* Stored data entries:
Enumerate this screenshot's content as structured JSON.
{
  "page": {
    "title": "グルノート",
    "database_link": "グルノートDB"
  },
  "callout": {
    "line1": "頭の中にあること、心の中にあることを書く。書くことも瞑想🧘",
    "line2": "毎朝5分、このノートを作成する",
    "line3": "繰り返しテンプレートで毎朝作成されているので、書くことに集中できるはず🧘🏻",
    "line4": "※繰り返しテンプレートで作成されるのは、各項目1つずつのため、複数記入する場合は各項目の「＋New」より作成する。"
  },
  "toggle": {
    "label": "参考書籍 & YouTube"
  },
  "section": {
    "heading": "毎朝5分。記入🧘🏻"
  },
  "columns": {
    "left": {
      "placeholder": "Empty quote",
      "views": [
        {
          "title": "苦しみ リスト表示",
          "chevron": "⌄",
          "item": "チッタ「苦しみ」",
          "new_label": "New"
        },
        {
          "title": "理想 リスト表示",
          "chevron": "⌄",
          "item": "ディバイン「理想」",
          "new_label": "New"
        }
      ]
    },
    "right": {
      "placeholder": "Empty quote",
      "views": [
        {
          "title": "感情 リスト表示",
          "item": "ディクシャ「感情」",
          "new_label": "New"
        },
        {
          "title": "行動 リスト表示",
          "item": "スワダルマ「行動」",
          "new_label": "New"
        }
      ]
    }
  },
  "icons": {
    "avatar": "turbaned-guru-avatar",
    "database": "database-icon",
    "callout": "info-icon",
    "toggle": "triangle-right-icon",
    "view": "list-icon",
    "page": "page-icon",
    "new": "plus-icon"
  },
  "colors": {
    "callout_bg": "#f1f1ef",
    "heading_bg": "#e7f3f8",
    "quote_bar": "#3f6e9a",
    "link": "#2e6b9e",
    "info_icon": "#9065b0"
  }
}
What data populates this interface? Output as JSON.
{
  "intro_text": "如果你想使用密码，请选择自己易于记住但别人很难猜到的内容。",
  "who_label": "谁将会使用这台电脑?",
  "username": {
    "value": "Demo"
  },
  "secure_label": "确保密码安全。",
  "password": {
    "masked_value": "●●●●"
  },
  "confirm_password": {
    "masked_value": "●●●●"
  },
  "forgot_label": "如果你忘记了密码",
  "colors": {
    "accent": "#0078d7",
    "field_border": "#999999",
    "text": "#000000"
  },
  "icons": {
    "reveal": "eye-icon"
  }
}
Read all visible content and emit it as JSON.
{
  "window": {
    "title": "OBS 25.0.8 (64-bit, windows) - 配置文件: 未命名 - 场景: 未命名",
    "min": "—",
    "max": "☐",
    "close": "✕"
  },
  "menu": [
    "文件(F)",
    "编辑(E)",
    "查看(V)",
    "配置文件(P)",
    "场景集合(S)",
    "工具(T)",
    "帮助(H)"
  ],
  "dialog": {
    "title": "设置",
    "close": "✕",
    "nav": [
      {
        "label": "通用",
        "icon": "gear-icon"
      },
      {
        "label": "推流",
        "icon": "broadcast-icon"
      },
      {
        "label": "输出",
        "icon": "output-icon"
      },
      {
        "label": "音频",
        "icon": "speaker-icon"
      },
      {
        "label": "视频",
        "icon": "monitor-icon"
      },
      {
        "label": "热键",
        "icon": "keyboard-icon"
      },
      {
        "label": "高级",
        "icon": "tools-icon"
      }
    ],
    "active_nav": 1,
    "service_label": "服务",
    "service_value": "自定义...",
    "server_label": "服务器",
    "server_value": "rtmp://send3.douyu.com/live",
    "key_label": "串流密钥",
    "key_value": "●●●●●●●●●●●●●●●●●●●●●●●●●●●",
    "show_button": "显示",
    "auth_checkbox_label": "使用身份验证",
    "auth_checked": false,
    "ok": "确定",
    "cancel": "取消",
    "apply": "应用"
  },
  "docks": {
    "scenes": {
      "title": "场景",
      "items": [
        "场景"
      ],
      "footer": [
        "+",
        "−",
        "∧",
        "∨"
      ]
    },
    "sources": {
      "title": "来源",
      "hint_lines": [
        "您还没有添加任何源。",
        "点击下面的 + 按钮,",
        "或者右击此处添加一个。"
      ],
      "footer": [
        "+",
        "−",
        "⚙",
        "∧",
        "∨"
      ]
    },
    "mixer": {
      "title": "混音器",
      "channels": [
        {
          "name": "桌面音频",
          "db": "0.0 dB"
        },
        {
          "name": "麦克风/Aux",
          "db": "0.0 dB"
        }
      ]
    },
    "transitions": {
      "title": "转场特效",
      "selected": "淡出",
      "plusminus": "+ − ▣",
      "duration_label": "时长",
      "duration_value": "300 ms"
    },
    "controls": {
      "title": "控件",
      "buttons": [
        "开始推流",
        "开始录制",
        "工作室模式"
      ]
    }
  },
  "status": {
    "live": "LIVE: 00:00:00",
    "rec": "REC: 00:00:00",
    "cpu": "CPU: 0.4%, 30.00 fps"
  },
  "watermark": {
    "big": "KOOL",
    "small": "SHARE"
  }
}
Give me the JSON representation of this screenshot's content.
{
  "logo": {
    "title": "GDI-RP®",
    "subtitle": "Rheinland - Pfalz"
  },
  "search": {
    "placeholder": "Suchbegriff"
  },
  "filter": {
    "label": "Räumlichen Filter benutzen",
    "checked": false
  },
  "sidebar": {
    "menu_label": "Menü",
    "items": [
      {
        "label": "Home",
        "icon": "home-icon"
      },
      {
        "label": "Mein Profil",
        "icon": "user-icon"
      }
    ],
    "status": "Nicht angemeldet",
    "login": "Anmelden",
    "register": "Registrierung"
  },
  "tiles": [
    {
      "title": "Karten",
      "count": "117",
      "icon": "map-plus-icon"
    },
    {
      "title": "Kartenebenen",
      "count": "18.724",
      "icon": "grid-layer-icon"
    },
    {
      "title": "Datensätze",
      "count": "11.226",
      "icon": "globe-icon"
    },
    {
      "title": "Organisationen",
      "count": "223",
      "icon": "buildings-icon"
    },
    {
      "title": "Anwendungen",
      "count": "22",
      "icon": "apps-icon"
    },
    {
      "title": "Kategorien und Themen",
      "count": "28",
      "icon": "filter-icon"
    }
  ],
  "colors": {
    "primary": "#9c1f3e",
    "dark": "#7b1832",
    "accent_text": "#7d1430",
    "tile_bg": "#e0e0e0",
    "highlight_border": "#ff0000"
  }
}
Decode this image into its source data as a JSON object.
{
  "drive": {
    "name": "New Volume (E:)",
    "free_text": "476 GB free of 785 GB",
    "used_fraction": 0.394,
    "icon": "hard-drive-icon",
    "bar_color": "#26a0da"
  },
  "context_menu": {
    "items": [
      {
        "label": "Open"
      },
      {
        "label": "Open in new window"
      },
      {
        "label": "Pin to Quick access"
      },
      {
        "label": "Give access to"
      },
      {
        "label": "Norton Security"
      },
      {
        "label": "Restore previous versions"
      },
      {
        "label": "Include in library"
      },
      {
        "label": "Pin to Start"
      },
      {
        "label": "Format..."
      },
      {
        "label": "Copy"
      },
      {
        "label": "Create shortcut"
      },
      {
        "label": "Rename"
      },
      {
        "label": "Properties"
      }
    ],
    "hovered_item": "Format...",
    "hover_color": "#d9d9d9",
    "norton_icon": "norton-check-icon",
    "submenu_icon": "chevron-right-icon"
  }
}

* What is required: Can you restate every record above word for word?

* Problem solution:
Enumerate this screenshot's content as structured JSON.
{
  "page": {
    "title": "グルノート",
    "database_link": "グルノートDB"
  },
  "callout": {
    "line1": "頭の中にあること、心の中にあることを書く。書くことも瞑想🧘",
    "line2": "毎朝5分、このノートを作成する",
    "line3": "繰り返しテンプレートで毎朝作成されているので、書くことに集中できるはず🧘🏻",
    "line4": "※繰り返しテンプレートで作成されるのは、各項目1つずつのため、複数記入する場合は各項目の「＋New」より作成する。"
  },
  "toggle": {
    "label": "参考書籍 & YouTube"
  },
  "section": {
    "heading": "毎朝5分。記入🧘🏻"
  },
  "columns": {
    "left": {
      "placeholder": "Empty quote",
      "views": [
        {
          "title": "苦しみ リスト表示",
          "chevron": "⌄",
          "item": "チッタ「苦しみ」",
          "new_label": "New"
        },
        {
          "title": "理想 リスト表示",
          "chevron": "⌄",
          "item": "ディバイン「理想」",
          "new_label": "New"
        }
      ]
    },
    "right": {
      "placeholder": "Empty quote",
      "views": [
        {
          "title": "感情 リスト表示",
          "item": "ディクシャ「感情」",
          "new_label": "New"
        },
        {
          "title": "行動 リスト表示",
          "item": "スワダルマ「行動」",
          "new_label": "New"
        }
      ]
    }
  },
  "icons": {
    "avatar": "turbaned-guru-avatar",
    "database": "database-icon",
    "callout": "info-icon",
    "toggle": "triangle-right-icon",
    "view": "list-icon",
    "page": "page-icon",
    "new": "plus-icon"
  },
  "colors": {
    "callout_bg": "#f1f1ef",
    "heading_bg": "#e7f3f8",
    "quote_bar": "#3f6e9a",
    "link": "#2e6b9e",
    "info_icon": "#9065b0"
  }
}
What data populates this interface? Output as JSON.
{
  "intro_text": "如果你想使用密码，请选择自己易于记住但别人很难猜到的内容。",
  "who_label": "谁将会使用这台电脑?",
  "username": {
    "value": "Demo"
  },
  "secure_label": "确保密码安全。",
  "password": {
    "masked_value": "●●●●"
  },
  "confirm_password": {
    "masked_value": "●●●●"
  },
  "forgot_label": "如果你忘记了密码",
  "colors": {
    "accent": "#0078d7",
    "field_border": "#999999",
    "text": "#000000"
  },
  "icons": {
    "reveal": "eye-icon"
  }
}
Read all visible content and emit it as JSON.
{
  "window": {
    "title": "OBS 25.0.8 (64-bit, windows) - 配置文件: 未命名 - 场景: 未命名",
    "min": "—",
    "max": "☐",
    "close": "✕"
  },
  "menu": [
    "文件(F)",
    "编辑(E)",
    "查看(V)",
    "配置文件(P)",
    "场景集合(S)",
    "工具(T)",
    "帮助(H)"
  ],
  "dialog": {
    "title": "设置",
    "close": "✕",
    "nav": [
      {
        "label": "通用",
        "icon": "gear-icon"
      },
      {
        "label": "推流",
        "icon": "broadcast-icon"
      },
      {
        "label": "输出",
        "icon": "output-icon"
      },
      {
        "label": "音频",
        "icon": "speaker-icon"
      },
      {
        "label": "视频",
        "icon": "monitor-icon"
      },
      {
        "label": "热键",
        "icon": "keyboard-icon"
      },
      {
        "label": "高级",
        "icon": "tools-icon"
      }
    ],
    "active_nav": 1,
    "service_label": "服务",
    "service_value": "自定义...",
    "server_label": "服务器",
    "server_value": "rtmp://send3.douyu.com/live",
    "key_label": "串流密钥",
    "key_value": "●●●●●●●●●●●●●●●●●●●●●●●●●●●",
    "show_button": "显示",
    "auth_checkbox_label": "使用身份验证",
    "auth_checked": false,
    "ok": "确定",
    "cancel": "取消",
    "apply": "应用"
  },
  "docks": {
    "scenes": {
      "title": "场景",
      "items": [
        "场景"
      ],
      "footer": [
        "+",
        "−",
        "∧",
        "∨"
      ]
    },
    "sources": {
      "title": "来源",
      "hint_lines": [
        "您还没有添加任何源。",
        "点击下面的 + 按钮,",
        "或者右击此处添加一个。"
      ],
      "footer": [
        "+",
        "−",
        "⚙",
        "∧",
        "∨"
      ]
    },
    "mixer": {
      "title": "混音器",
      "channels": [
        {
          "name": "桌面音频",
          "db": "0.0 dB"
        },
        {
          "name": "麦克风/Aux",
          "db": "0.0 dB"
        }
      ]
    },
    "transitions": {
      "title": "转场特效",
      "selected": "淡出",
      "plusminus": "+ − ▣",
      "duration_label": "时长",
      "duration_value": "300 ms"
    },
    "controls": {
      "title": "控件",
      "buttons": [
        "开始推流",
        "开始录制",
        "工作室模式"
      ]
    }
  },
  "status": {
    "live": "LIVE: 00:00:00",
    "rec": "REC: 00:00:00",
    "cpu": "CPU: 0.4%, 30.00 fps"
  },
  "watermark": {
    "big": "KOOL",
    "small": "SHARE"
  }
}
Give me the JSON representation of this screenshot's content.
{
  "logo": {
    "title": "GDI-RP®",
    "subtitle": "Rheinland - Pfalz"
  },
  "search": {
    "placeholder": "Suchbegriff"
  },
  "filter": {
    "label": "Räumlichen Filter benutzen",
    "checked": false
  },
  "sidebar": {
    "menu_label": "Menü",
    "items": [
      {
        "label": "Home",
        "icon": "home-icon"
      },
      {
        "label": "Mein Profil",
        "icon": "user-icon"
      }
    ],
    "status": "Nicht angemeldet",
    "login": "Anmelden",
    "register": "Registrierung"
  },
  "tiles": [
    {
      "title": "Karten",
      "count": "117",
      "icon": "map-plus-icon"
    },
    {
      "title": "Kartenebenen",
      "count": "18.724",
      "icon": "grid-layer-icon"
    },
    {
      "title": "Datensätze",
      "count": "11.226",
      "icon": "globe-icon"
    },
    {
      "title": "Organisationen",
      "count": "223",
      "icon": "buildings-icon"
    },
    {
      "title": "Anwendungen",
      "count": "22",
      "icon": "apps-icon"
    },
    {
      "title": "Kategorien und Themen",
      "count": "28",
      "icon": "filter-icon"
    }
  ],
  "colors": {
    "primary": "#9c1f3e",
    "dark": "#7b1832",
    "accent_text": "#7d1430",
    "tile_bg": "#e0e0e0",
    "highlight_border": "#ff0000"
  }
}
Decode this image into its source data as a JSON object.
{
  "drive": {
    "name": "New Volume (E:)",
    "free_text": "476 GB free of 785 GB",
    "used_fraction": 0.394,
    "icon": "hard-drive-icon",
    "bar_color": "#26a0da"
  },
  "context_menu": {
    "items": [
      {
        "label": "Open"
      },
      {
        "label": "Open in new window"
      },
      {
        "label": "Pin to Quick access"
      },
      {
        "label": "Give access to"
      },
      {
        "label": "Norton Security"
      },
      {
        "label": "Restore previous versions"
      },
      {
        "label": "Include in library"
      },
      {
        "label": "Pin to Start"
      },
      {
        "label": "Format..."
      },
      {
        "label": "Copy"
      },
      {
        "label": "Create shortcut"
      },
      {
        "label": "Rename"
      },
      {
        "label": "Properties"
      }
    ],
    "hovered_item": "Format...",
    "hover_color": "#d9d9d9",
    "norton_icon": "norton-check-icon",
    "submenu_icon": "chevron-right-icon"
  }
}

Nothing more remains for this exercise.